## Request
Skip any picture you find and retype all the remaining lines exactly.

## Given records
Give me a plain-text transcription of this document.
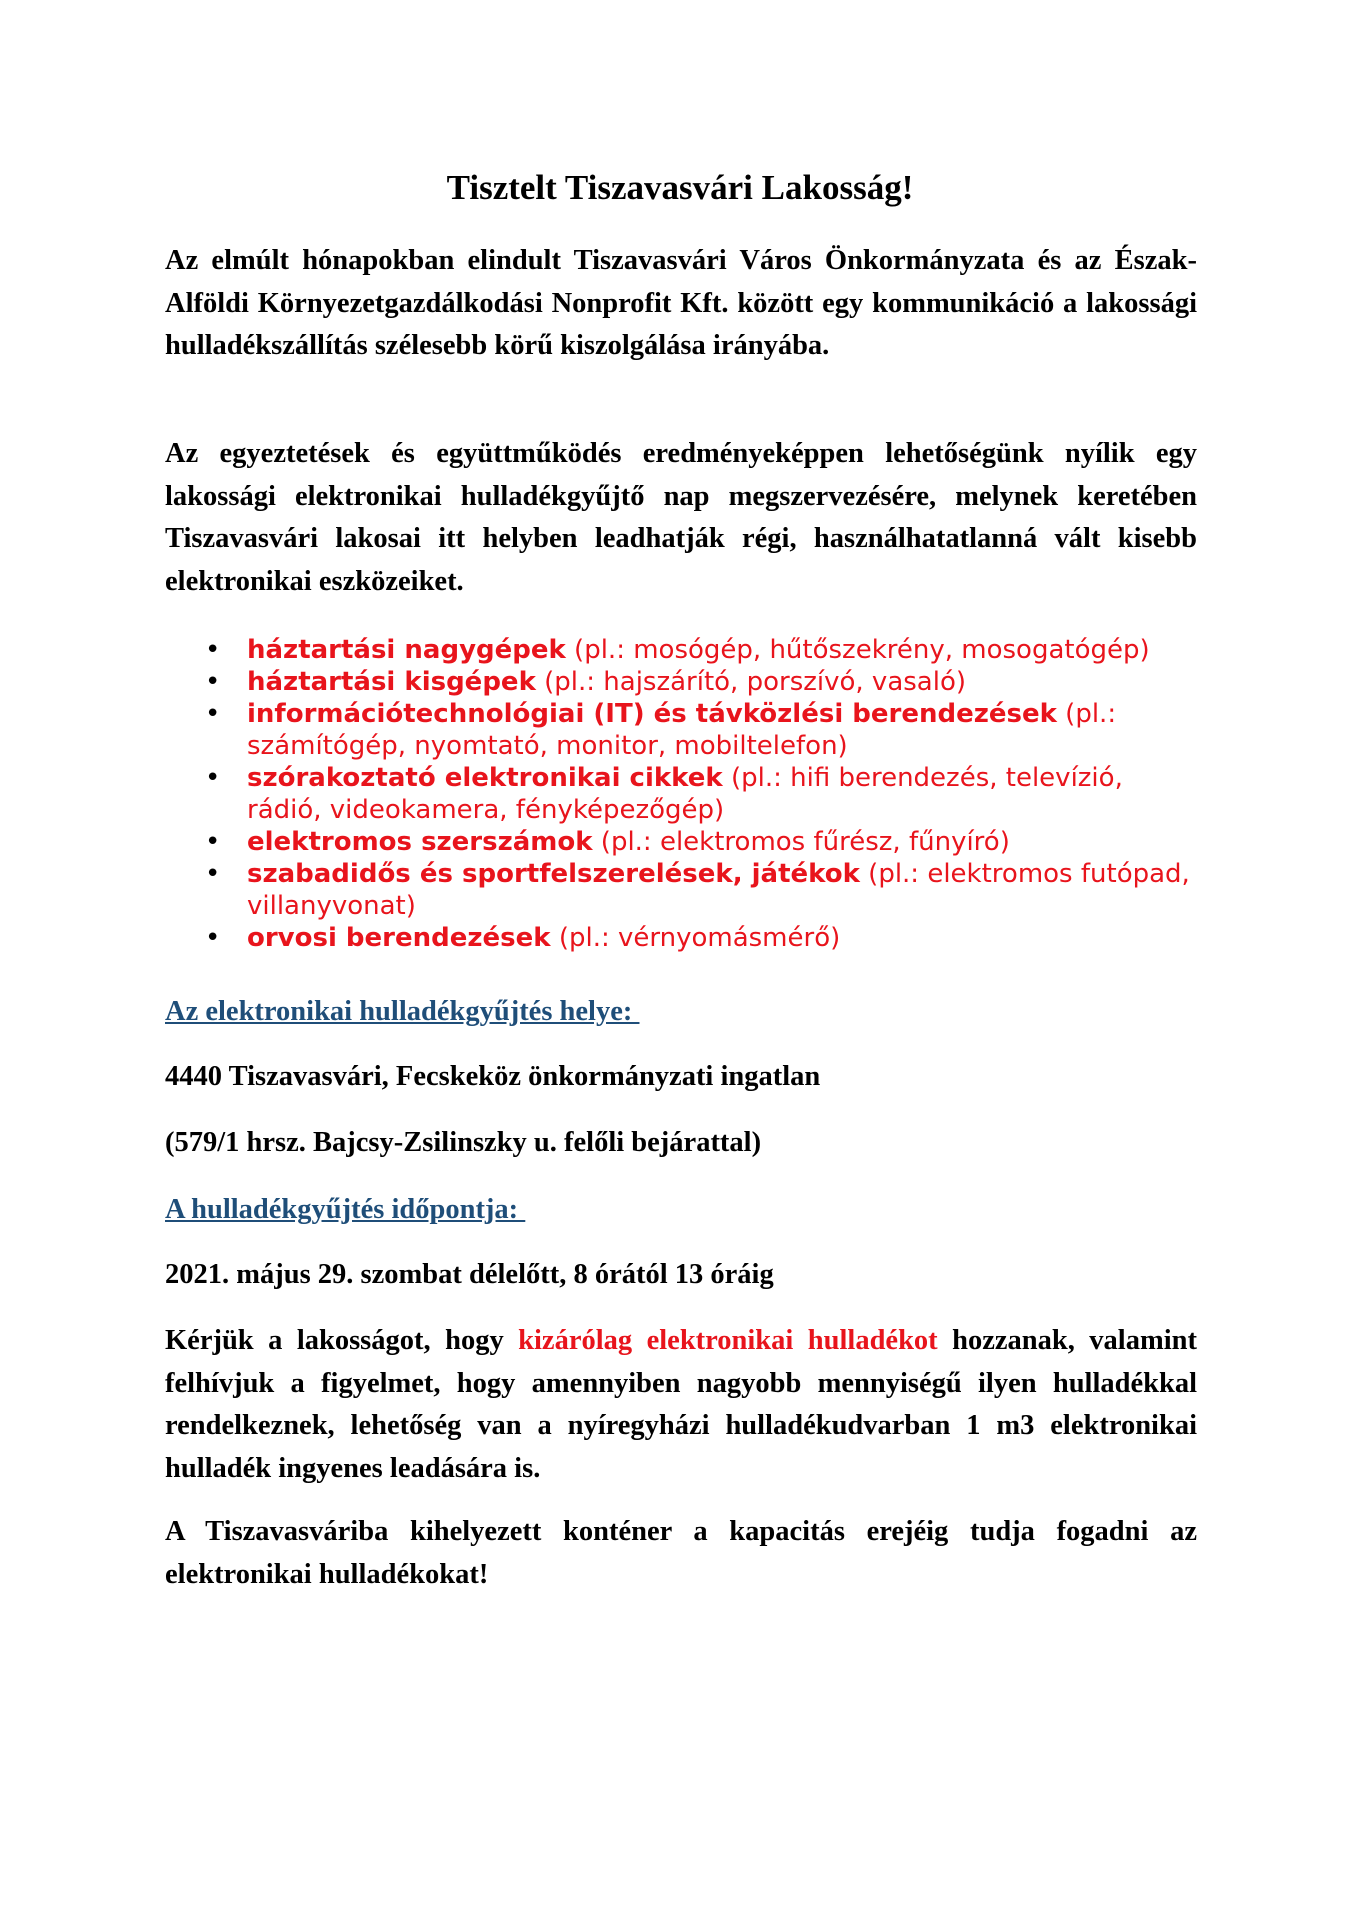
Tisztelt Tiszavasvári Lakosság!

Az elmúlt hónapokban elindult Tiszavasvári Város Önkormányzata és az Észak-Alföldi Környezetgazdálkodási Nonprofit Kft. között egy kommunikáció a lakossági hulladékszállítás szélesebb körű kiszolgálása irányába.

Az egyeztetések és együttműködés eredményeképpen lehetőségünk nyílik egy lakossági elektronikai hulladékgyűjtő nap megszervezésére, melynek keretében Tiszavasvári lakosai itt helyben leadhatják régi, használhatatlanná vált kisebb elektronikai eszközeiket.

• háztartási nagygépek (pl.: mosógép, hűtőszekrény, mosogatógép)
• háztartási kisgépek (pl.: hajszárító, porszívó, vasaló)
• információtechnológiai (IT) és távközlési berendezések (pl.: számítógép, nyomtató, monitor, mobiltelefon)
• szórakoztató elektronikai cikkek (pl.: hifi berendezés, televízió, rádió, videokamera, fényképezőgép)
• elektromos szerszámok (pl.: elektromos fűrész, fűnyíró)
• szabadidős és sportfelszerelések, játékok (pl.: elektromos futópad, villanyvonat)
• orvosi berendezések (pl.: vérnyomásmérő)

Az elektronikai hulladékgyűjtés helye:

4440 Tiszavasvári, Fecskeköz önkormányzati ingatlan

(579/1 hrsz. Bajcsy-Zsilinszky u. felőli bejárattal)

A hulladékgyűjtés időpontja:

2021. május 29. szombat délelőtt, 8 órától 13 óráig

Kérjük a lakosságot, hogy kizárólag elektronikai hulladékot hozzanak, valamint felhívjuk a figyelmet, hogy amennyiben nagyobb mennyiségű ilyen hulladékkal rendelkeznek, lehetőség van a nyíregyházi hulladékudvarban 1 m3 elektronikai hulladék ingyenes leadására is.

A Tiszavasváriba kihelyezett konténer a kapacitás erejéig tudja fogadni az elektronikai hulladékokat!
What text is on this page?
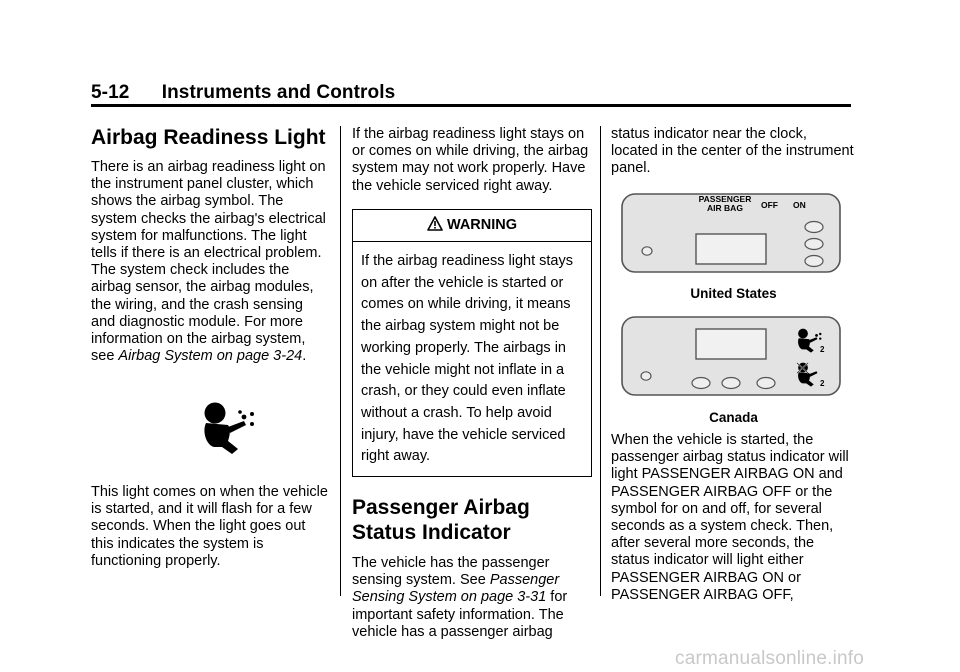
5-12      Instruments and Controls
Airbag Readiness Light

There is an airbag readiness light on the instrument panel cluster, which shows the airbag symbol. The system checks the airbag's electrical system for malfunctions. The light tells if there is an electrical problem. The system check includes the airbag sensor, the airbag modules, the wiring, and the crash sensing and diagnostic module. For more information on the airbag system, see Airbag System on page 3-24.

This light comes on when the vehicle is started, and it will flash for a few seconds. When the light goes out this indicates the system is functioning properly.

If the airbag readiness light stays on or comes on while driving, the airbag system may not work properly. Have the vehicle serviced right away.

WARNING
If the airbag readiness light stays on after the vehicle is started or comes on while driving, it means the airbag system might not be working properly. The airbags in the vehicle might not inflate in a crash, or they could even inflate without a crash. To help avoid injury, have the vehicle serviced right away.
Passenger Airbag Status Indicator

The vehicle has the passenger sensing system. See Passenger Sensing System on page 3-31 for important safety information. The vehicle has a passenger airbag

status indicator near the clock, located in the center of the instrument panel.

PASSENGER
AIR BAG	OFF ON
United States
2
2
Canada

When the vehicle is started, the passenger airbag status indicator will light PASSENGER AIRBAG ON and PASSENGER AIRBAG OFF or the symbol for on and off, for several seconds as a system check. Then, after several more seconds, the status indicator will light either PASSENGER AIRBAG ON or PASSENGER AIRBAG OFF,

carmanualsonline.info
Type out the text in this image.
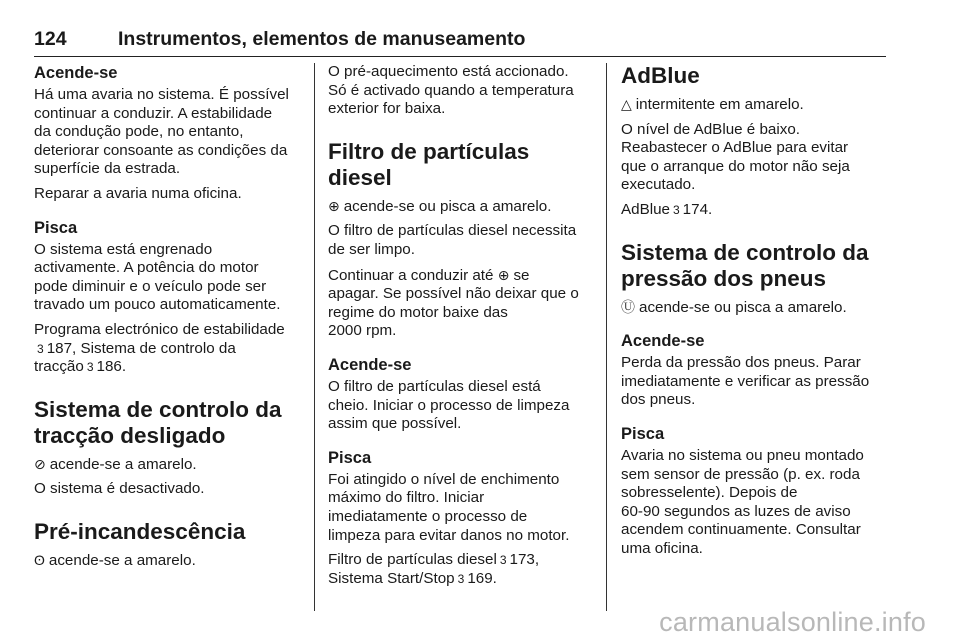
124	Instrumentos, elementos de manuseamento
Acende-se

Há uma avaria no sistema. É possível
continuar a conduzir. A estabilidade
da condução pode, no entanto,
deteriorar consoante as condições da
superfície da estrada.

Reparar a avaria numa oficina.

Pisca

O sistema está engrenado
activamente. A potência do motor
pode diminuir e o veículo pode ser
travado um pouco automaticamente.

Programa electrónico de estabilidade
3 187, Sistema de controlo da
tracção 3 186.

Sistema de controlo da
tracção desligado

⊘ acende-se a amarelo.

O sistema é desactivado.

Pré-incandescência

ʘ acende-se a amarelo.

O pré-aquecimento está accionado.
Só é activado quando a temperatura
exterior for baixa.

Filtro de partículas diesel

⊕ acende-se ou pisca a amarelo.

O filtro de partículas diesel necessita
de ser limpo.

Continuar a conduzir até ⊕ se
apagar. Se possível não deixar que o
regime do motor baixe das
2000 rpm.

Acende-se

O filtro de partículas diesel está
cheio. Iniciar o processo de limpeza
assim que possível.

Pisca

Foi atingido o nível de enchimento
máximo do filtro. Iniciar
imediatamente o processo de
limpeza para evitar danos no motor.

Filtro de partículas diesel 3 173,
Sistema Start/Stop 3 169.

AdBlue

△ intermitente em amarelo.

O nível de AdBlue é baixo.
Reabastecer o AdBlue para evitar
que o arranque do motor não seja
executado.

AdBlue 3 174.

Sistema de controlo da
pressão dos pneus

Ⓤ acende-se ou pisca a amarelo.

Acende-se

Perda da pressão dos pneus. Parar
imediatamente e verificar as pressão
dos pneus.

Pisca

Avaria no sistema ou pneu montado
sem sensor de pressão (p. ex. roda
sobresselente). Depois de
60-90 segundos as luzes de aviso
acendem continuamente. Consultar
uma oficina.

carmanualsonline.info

## Task solution
Give me a plain-text transcription of this document.
Tisztelt Tiszavasvári Lakosság!

Az elmúlt hónapokban elindult Tiszavasvári Város Önkormányzata és az Észak-Alföldi Környezetgazdálkodási Nonprofit Kft. között egy kommunikáció a lakossági hulladékszállítás szélesebb körű kiszolgálása irányába.

Az egyeztetések és együttműködés eredményeképpen lehetőségünk nyílik egy lakossági elektronikai hulladékgyűjtő nap megszervezésére, melynek keretében Tiszavasvári lakosai itt helyben leadhatják régi, használhatatlanná vált kisebb elektronikai eszközeiket.

• háztartási nagygépek (pl.: mosógép, hűtőszekrény, mosogatógép)
• háztartási kisgépek (pl.: hajszárító, porszívó, vasaló)
• információtechnológiai (IT) és távközlési berendezések (pl.: számítógép, nyomtató, monitor, mobiltelefon)
• szórakoztató elektronikai cikkek (pl.: hifi berendezés, televízió, rádió, videokamera, fényképezőgép)
• elektromos szerszámok (pl.: elektromos fűrész, fűnyíró)
• szabadidős és sportfelszerelések, játékok (pl.: elektromos futópad, villanyvonat)
• orvosi berendezések (pl.: vérnyomásmérő)

Az elektronikai hulladékgyűjtés helye:

4440 Tiszavasvári, Fecskeköz önkormányzati ingatlan

(579/1 hrsz. Bajcsy-Zsilinszky u. felőli bejárattal)

A hulladékgyűjtés időpontja:

2021. május 29. szombat délelőtt, 8 órától 13 óráig

Kérjük a lakosságot, hogy kizárólag elektronikai hulladékot hozzanak, valamint felhívjuk a figyelmet, hogy amennyiben nagyobb mennyiségű ilyen hulladékkal rendelkeznek, lehetőség van a nyíregyházi hulladékudvarban 1 m3 elektronikai hulladék ingyenes leadására is.

A Tiszavasváriba kihelyezett konténer a kapacitás erejéig tudja fogadni az elektronikai hulladékokat!
What text is on this page?
5-12      Instruments and Controls
Airbag Readiness Light

There is an airbag readiness light on the instrument panel cluster, which shows the airbag symbol. The system checks the airbag's electrical system for malfunctions. The light tells if there is an electrical problem. The system check includes the airbag sensor, the airbag modules, the wiring, and the crash sensing and diagnostic module. For more information on the airbag system, see Airbag System on page 3-24.

This light comes on when the vehicle is started, and it will flash for a few seconds. When the light goes out this indicates the system is functioning properly.

If the airbag readiness light stays on or comes on while driving, the airbag system may not work properly. Have the vehicle serviced right away.

WARNING
If the airbag readiness light stays on after the vehicle is started or comes on while driving, it means the airbag system might not be working properly. The airbags in the vehicle might not inflate in a crash, or they could even inflate without a crash. To help avoid injury, have the vehicle serviced right away.
Passenger Airbag Status Indicator

The vehicle has the passenger sensing system. See Passenger Sensing System on page 3-31 for important safety information. The vehicle has a passenger airbag

status indicator near the clock, located in the center of the instrument panel.

PASSENGER
AIR BAG	OFF ON
United States
2
2
Canada

When the vehicle is started, the passenger airbag status indicator will light PASSENGER AIRBAG ON and PASSENGER AIRBAG OFF or the symbol for on and off, for several seconds as a system check. Then, after several more seconds, the status indicator will light either PASSENGER AIRBAG ON or PASSENGER AIRBAG OFF,

carmanualsonline.info
Type out the text in this image.
124	Instrumentos, elementos de manuseamento
Acende-se

Há uma avaria no sistema. É possível
continuar a conduzir. A estabilidade
da condução pode, no entanto,
deteriorar consoante as condições da
superfície da estrada.

Reparar a avaria numa oficina.

Pisca

O sistema está engrenado
activamente. A potência do motor
pode diminuir e o veículo pode ser
travado um pouco automaticamente.

Programa electrónico de estabilidade
3 187, Sistema de controlo da
tracção 3 186.

Sistema de controlo da
tracção desligado

⊘ acende-se a amarelo.

O sistema é desactivado.

Pré-incandescência

ʘ acende-se a amarelo.

O pré-aquecimento está accionado.
Só é activado quando a temperatura
exterior for baixa.

Filtro de partículas diesel

⊕ acende-se ou pisca a amarelo.

O filtro de partículas diesel necessita
de ser limpo.

Continuar a conduzir até ⊕ se
apagar. Se possível não deixar que o
regime do motor baixe das
2000 rpm.

Acende-se

O filtro de partículas diesel está
cheio. Iniciar o processo de limpeza
assim que possível.

Pisca

Foi atingido o nível de enchimento
máximo do filtro. Iniciar
imediatamente o processo de
limpeza para evitar danos no motor.

Filtro de partículas diesel 3 173,
Sistema Start/Stop 3 169.

AdBlue

△ intermitente em amarelo.

O nível de AdBlue é baixo.
Reabastecer o AdBlue para evitar
que o arranque do motor não seja
executado.

AdBlue 3 174.

Sistema de controlo da
pressão dos pneus

Ⓤ acende-se ou pisca a amarelo.

Acende-se

Perda da pressão dos pneus. Parar
imediatamente e verificar as pressão
dos pneus.

Pisca

Avaria no sistema ou pneu montado
sem sensor de pressão (p. ex. roda
sobresselente). Depois de
60-90 segundos as luzes de aviso
acendem continuamente. Consultar
uma oficina.

carmanualsonline.info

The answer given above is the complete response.